- [Short task]
Lines containing the string "ylabel" are to be collected in full.

- [Task inputs]
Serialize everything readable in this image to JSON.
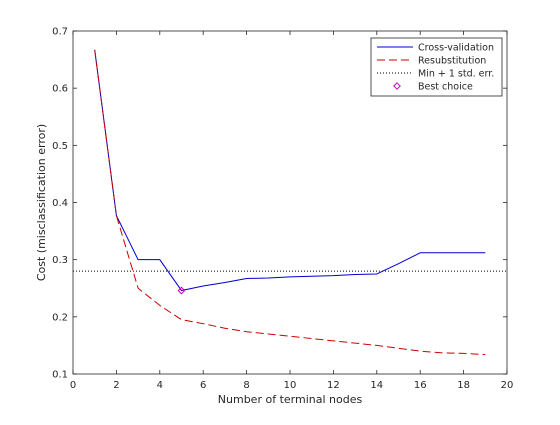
{
  "chart_data": {
    "type": "line",
    "title": "",
    "xlabel": "Number of terminal nodes",
    "ylabel": "Cost (misclassification error)",
    "xlim": [
      0,
      20
    ],
    "ylim": [
      0.1,
      0.7
    ],
    "xticks": [
      0,
      2,
      4,
      6,
      8,
      10,
      12,
      14,
      16,
      18,
      20
    ],
    "yticks": [
      0.1,
      0.2,
      0.3,
      0.4,
      0.5,
      0.6,
      0.7
    ],
    "grid": false,
    "legend_position": "top-right",
    "series": [
      {
        "name": "Cross-validation",
        "color": "#0000cc",
        "line_style": "solid",
        "x": [
          1,
          2,
          3,
          4,
          5,
          6,
          7,
          8,
          9,
          10,
          11,
          12,
          13,
          14,
          15,
          16,
          17,
          18,
          19
        ],
        "y": [
          0.667,
          0.377,
          0.3,
          0.3,
          0.246,
          0.254,
          0.26,
          0.267,
          0.268,
          0.27,
          0.271,
          0.272,
          0.274,
          0.275,
          0.293,
          0.312,
          0.312,
          0.312,
          0.312
        ]
      },
      {
        "name": "Resubstitution",
        "color": "#cc0000",
        "line_style": "dashed",
        "x": [
          1,
          2,
          3,
          4,
          5,
          6,
          7,
          8,
          9,
          10,
          11,
          12,
          13,
          14,
          15,
          16,
          17,
          18,
          19
        ],
        "y": [
          0.667,
          0.377,
          0.25,
          0.22,
          0.195,
          0.188,
          0.18,
          0.174,
          0.17,
          0.166,
          0.162,
          0.158,
          0.154,
          0.15,
          0.145,
          0.14,
          0.137,
          0.136,
          0.134
        ]
      },
      {
        "name": "Min + 1 std. err.",
        "color": "#000000",
        "line_style": "dotted",
        "x": [
          0,
          20
        ],
        "y": [
          0.28,
          0.28
        ]
      },
      {
        "name": "Best choice",
        "color": "#cc00cc",
        "marker": "diamond",
        "x": [
          5
        ],
        "y": [
          0.246
        ]
      }
    ]
  }
}
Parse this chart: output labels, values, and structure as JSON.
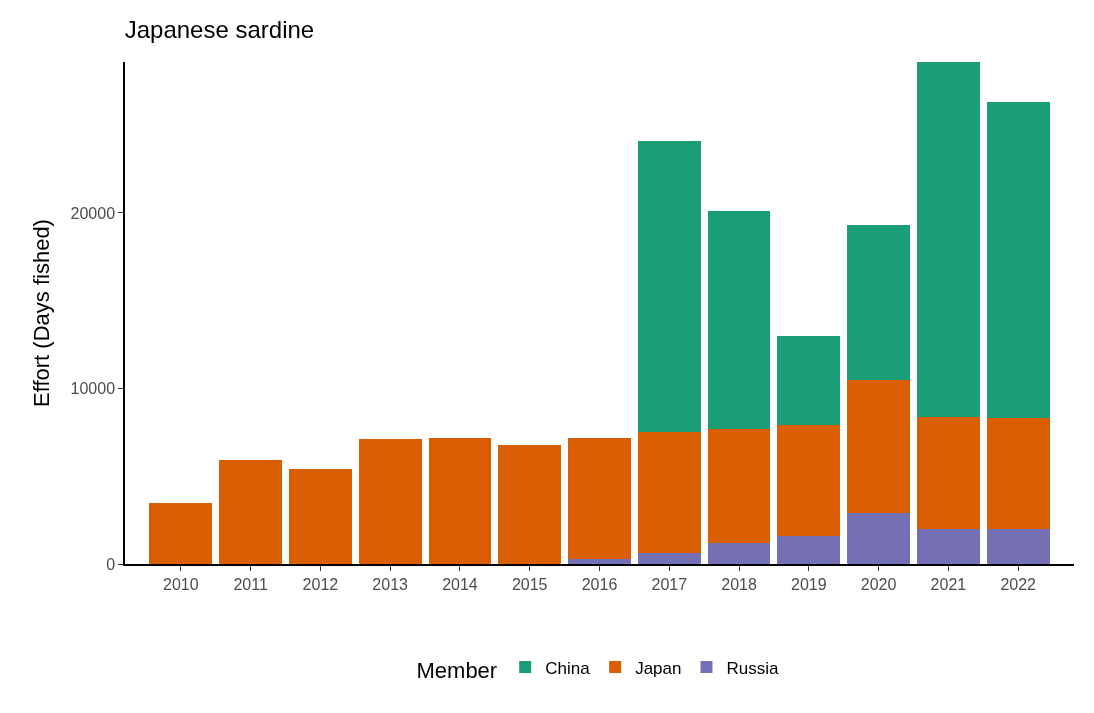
{
  "chart_data": {
    "type": "bar",
    "title": "Japanese sardine",
    "ylabel": "Effort (Days fished)",
    "legend_title": "Member",
    "stacked": true,
    "legend": "bottom",
    "categories": [
      "2010",
      "2011",
      "2012",
      "2013",
      "2014",
      "2015",
      "2016",
      "2017",
      "2018",
      "2019",
      "2020",
      "2021",
      "2022"
    ],
    "series": [
      {
        "name": "Russia",
        "color": "#7570b3",
        "values": [
          0,
          0,
          0,
          0,
          0,
          0,
          300,
          600,
          1200,
          1600,
          2900,
          2000,
          2000
        ]
      },
      {
        "name": "Japan",
        "color": "#d95f02",
        "values": [
          3500,
          5900,
          5400,
          7100,
          7200,
          6800,
          6900,
          6900,
          6500,
          6300,
          7600,
          6400,
          6300
        ]
      },
      {
        "name": "China",
        "color": "#1b9e77",
        "values": [
          0,
          0,
          0,
          0,
          0,
          0,
          0,
          16600,
          12400,
          5100,
          8800,
          20200,
          18000
        ]
      }
    ],
    "ylim": [
      0,
      28600
    ],
    "yticks": [
      0,
      10000,
      20000
    ]
  }
}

- [Worked answer]
    "ylabel": "Cost (misclassification error)",
    "ylabel": "Effort (Days fished)",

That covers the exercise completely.